- **Extrait**
══════

Les émotions qu'on peut ressentir n'appartiennent pas aux mêmes espèces. Que je vois un paysage remarquable, grandiose, une fleur nouvelle, l'oeil se met en marche, et veut pénétrer les détails, pour saisir le maximum dans une sorte d'enveloppe, de baiser. Mais cela reste à la surface et n'agite pas l'âme. Le toucher quant à lui est plus discret encore, au contact d'une soierie et d'un lainage, cela en est presque rationnel, et concerne le travail bien fait. L'odorat quant à lui est souvent surpris, et il cherche dans sa mémoire une analogie. L'odeur des pins, de la vanille, des épices, de la muscade, des branches de cedres, des lis, de ce gâteau, voire des expériences de chimie, ou de ces sols de supermarché. L'odeur des couvents du passé, des fermes d'autrefois. Mais c'est une sensation qui s'impose malgré soi, qui vient de dehors, et n'émeut pas outre mesure. Tout au plus éveille t'elle un souvenir, un instant passé, un moment d'avant. Le goût quant à lui est plus suggestif, il demande de prendre conscience, de réfléchir, de chercher des analogies, et suivant le moment, le jour, l'endroit, le goût peut légèrement varier. En tout cas, on le sent en soi, quelque part il devient interne, part de soi, dans le présent. Mais le coeur ou le sentiment n'intervient pas, les émotions frémissent mais se maitrisent.
Le son quant à lui est très différent. Cela peut être celui d'une voix, d'une musique, et pour des raisons mystérieuses, notre coeur se met parfois au diapason, fortement et involontairement. Ce peut être la voix si spéciale de François Mauriac, parlant de Malagar, valant par les mots, les silences, et surtout le ton, le timbre lui même, ca peut être le Général, dans un discours et ses rythmes "un quarteron de généraux en retraite ...jusqu'au Francais, Françaises, aidez moi", qui tiennent certes à leurs auteurs, à une sensibilité disons programmée, et qui alors s'écoule. Mais on peut le retrouver dans un film, avec un acteur inconnu, mais c'est déjà plus rare. Cela ne tient pas au contenu lui même, au drame possible, car ca peut relever du comique, comme Bourvil dans "en revenant de la revue, gais et contents". Ce sont en quelque sorte des clés qui ouvrent en nous de multiples portes fermées, et pénétrent par leur magie.

══════

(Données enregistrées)
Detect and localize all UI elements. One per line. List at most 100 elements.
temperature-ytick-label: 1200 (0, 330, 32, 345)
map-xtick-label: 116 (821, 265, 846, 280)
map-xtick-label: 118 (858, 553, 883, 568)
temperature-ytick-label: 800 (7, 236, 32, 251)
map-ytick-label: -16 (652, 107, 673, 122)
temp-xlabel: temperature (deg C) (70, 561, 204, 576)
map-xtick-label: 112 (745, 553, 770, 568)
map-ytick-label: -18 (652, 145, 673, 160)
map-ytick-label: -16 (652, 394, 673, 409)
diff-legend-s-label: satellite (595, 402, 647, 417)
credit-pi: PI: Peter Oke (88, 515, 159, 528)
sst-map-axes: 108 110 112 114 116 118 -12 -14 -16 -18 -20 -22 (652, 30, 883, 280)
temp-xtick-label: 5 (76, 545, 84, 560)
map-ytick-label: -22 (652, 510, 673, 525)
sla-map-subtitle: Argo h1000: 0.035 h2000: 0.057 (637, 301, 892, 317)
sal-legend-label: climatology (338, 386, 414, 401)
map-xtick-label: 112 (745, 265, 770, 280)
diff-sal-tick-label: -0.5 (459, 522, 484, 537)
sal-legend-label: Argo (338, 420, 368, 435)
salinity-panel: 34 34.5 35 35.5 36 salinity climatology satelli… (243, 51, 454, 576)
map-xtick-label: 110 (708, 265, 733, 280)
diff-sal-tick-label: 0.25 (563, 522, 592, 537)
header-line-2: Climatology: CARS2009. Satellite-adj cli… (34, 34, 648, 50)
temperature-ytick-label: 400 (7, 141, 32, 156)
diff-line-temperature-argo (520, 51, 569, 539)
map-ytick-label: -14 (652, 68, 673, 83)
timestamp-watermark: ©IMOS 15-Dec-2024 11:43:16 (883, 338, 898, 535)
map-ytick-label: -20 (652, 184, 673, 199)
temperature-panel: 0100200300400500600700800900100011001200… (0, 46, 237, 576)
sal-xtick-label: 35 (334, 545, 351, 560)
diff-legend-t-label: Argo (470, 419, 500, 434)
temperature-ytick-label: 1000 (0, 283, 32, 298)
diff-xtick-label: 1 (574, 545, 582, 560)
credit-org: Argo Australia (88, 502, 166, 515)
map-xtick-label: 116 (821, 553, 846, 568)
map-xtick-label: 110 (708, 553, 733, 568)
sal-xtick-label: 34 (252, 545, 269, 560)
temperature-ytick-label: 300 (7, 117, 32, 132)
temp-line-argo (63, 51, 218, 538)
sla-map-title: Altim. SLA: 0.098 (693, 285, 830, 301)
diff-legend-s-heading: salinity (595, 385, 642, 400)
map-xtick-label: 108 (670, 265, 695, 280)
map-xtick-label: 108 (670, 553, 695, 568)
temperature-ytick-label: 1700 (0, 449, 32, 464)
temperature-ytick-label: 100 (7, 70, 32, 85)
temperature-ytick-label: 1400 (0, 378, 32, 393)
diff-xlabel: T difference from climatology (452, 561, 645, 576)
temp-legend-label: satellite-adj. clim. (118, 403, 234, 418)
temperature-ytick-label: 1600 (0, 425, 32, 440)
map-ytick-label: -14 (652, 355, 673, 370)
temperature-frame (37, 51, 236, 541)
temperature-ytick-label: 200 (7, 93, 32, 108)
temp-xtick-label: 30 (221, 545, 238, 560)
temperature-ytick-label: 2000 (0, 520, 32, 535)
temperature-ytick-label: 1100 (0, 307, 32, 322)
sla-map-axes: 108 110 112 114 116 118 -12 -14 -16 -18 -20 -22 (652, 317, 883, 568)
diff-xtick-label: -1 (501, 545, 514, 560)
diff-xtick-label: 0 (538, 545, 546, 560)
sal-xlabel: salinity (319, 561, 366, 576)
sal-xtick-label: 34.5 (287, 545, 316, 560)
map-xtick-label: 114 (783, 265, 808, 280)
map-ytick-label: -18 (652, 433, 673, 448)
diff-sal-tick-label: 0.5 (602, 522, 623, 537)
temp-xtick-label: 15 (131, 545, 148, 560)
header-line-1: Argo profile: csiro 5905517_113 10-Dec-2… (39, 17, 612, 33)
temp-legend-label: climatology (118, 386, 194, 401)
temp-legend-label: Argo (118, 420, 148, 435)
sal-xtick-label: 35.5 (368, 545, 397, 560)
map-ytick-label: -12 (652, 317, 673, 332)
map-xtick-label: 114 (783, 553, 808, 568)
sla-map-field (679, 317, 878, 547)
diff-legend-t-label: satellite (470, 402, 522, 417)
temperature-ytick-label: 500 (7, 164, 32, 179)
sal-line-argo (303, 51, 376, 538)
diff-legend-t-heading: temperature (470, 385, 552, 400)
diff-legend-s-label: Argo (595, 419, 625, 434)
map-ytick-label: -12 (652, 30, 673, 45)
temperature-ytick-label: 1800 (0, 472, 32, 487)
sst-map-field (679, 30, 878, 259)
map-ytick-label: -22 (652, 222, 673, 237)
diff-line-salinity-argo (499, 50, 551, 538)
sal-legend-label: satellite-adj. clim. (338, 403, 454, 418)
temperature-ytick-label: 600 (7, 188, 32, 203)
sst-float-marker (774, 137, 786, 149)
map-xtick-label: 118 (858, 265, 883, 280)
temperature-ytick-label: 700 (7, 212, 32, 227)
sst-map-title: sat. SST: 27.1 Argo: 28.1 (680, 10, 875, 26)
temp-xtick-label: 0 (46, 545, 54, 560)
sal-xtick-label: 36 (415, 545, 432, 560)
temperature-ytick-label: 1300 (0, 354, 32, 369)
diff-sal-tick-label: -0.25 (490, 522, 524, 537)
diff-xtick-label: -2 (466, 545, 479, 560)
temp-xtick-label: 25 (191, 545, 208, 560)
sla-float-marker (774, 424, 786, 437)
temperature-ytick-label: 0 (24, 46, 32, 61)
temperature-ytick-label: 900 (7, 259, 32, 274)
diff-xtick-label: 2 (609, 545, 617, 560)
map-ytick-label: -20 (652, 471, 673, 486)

══════

- **Consigne**
D'après l'extrait, pourquoi l'émotion provoquée par un son ne tient-elle pas au contenu lui-même ? Répondez en une à trois phrases. Ce matériel n'a aucun rapport avec l'extrait.

- **Réponse rédigée**
Elle ne dépend pas d'un éventuel drame, car elle peut aussi naître du comique. L'extrait cite l'exemple de Bourvil dans « en revenant de la revue, gais et contents ».